** Start of DATA FOR THIS TASK **
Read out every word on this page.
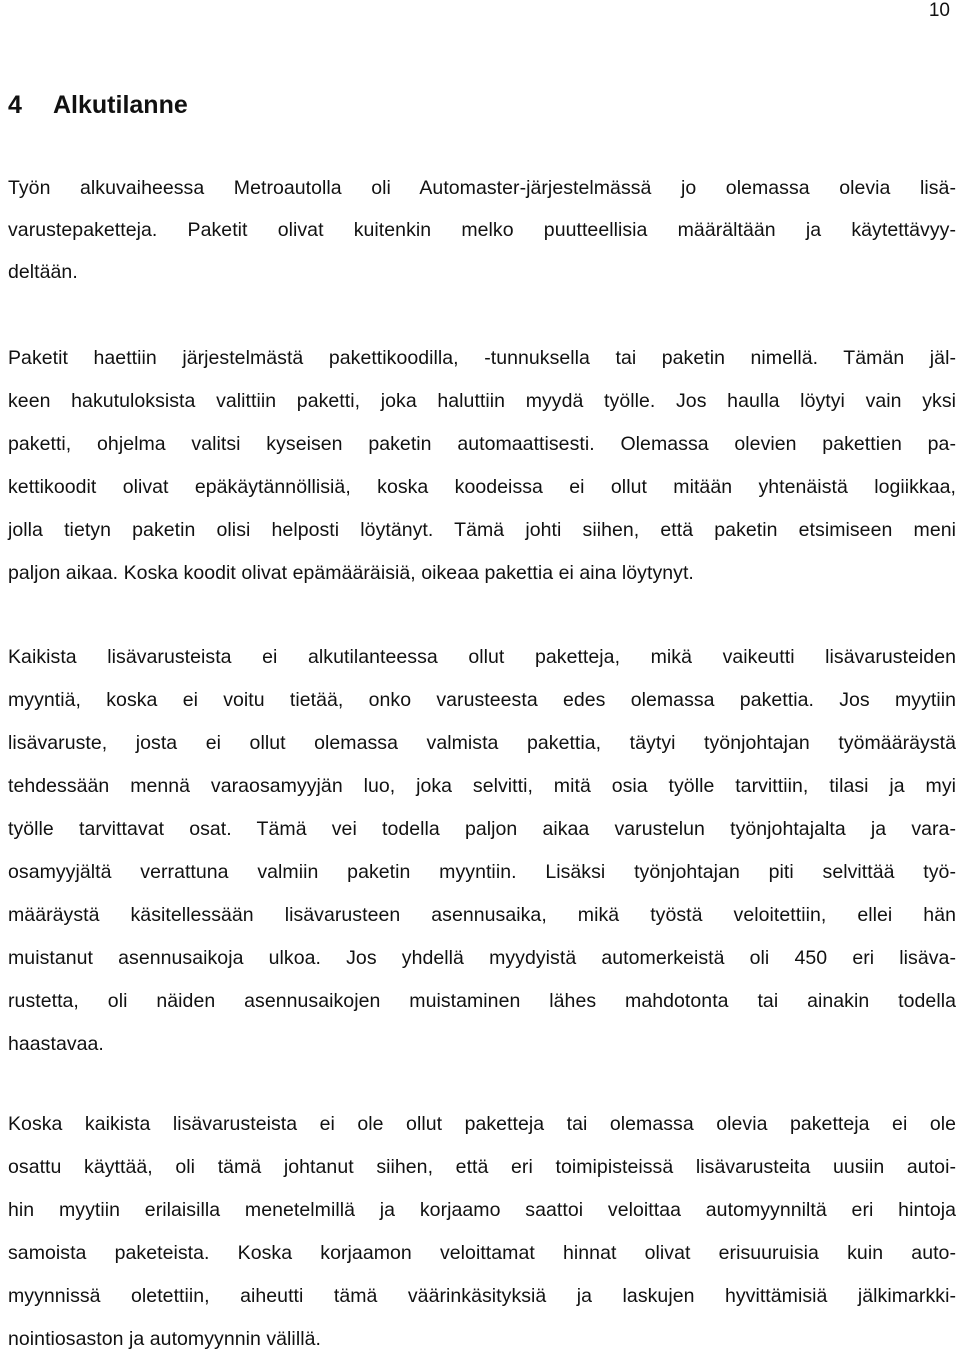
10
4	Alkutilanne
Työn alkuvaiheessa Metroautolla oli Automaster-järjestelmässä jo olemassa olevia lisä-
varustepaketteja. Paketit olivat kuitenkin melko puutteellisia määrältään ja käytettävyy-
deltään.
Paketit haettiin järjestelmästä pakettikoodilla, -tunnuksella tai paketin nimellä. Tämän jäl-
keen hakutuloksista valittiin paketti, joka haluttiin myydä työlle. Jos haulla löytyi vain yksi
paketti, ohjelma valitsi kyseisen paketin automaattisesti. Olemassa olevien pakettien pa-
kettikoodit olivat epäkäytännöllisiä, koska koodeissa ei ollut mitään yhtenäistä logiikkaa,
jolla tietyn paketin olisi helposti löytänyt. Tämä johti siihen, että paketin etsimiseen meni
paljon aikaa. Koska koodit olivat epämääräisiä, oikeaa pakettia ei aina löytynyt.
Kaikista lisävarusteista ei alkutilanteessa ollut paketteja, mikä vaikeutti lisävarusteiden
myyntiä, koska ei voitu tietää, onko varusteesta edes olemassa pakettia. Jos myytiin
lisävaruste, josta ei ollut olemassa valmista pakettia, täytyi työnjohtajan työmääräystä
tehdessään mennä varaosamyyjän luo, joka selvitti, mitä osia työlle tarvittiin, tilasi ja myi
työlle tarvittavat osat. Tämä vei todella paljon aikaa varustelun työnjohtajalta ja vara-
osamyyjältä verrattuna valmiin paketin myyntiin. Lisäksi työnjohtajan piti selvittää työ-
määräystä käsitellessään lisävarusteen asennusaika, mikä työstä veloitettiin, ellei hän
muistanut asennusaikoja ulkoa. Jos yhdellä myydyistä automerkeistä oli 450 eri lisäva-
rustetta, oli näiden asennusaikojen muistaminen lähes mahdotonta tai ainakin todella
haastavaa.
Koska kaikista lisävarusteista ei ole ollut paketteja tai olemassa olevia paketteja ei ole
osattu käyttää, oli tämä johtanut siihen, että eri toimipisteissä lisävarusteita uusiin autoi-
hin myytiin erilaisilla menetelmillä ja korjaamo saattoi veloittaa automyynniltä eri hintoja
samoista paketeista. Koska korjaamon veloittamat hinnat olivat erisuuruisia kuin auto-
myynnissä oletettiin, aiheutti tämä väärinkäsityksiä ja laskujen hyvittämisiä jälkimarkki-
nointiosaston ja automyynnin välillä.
** End of DATA FOR THIS TASK **
• **WRITTEN EXERCISE**: Omit every image. Quote each record exactly.

• **TASK SOLUTION**:
Read out every word on this page.
10
4	Alkutilanne
Työn alkuvaiheessa Metroautolla oli Automaster-järjestelmässä jo olemassa olevia lisä-
varustepaketteja. Paketit olivat kuitenkin melko puutteellisia määrältään ja käytettävyy-
deltään.
Paketit haettiin järjestelmästä pakettikoodilla, -tunnuksella tai paketin nimellä. Tämän jäl-
keen hakutuloksista valittiin paketti, joka haluttiin myydä työlle. Jos haulla löytyi vain yksi
paketti, ohjelma valitsi kyseisen paketin automaattisesti. Olemassa olevien pakettien pa-
kettikoodit olivat epäkäytännöllisiä, koska koodeissa ei ollut mitään yhtenäistä logiikkaa,
jolla tietyn paketin olisi helposti löytänyt. Tämä johti siihen, että paketin etsimiseen meni
paljon aikaa. Koska koodit olivat epämääräisiä, oikeaa pakettia ei aina löytynyt.
Kaikista lisävarusteista ei alkutilanteessa ollut paketteja, mikä vaikeutti lisävarusteiden
myyntiä, koska ei voitu tietää, onko varusteesta edes olemassa pakettia. Jos myytiin
lisävaruste, josta ei ollut olemassa valmista pakettia, täytyi työnjohtajan työmääräystä
tehdessään mennä varaosamyyjän luo, joka selvitti, mitä osia työlle tarvittiin, tilasi ja myi
työlle tarvittavat osat. Tämä vei todella paljon aikaa varustelun työnjohtajalta ja vara-
osamyyjältä verrattuna valmiin paketin myyntiin. Lisäksi työnjohtajan piti selvittää työ-
määräystä käsitellessään lisävarusteen asennusaika, mikä työstä veloitettiin, ellei hän
muistanut asennusaikoja ulkoa. Jos yhdellä myydyistä automerkeistä oli 450 eri lisäva-
rustetta, oli näiden asennusaikojen muistaminen lähes mahdotonta tai ainakin todella
haastavaa.
Koska kaikista lisävarusteista ei ole ollut paketteja tai olemassa olevia paketteja ei ole
osattu käyttää, oli tämä johtanut siihen, että eri toimipisteissä lisävarusteita uusiin autoi-
hin myytiin erilaisilla menetelmillä ja korjaamo saattoi veloittaa automyynniltä eri hintoja
samoista paketeista. Koska korjaamon veloittamat hinnat olivat erisuuruisia kuin auto-
myynnissä oletettiin, aiheutti tämä väärinkäsityksiä ja laskujen hyvittämisiä jälkimarkki-
nointiosaston ja automyynnin välillä.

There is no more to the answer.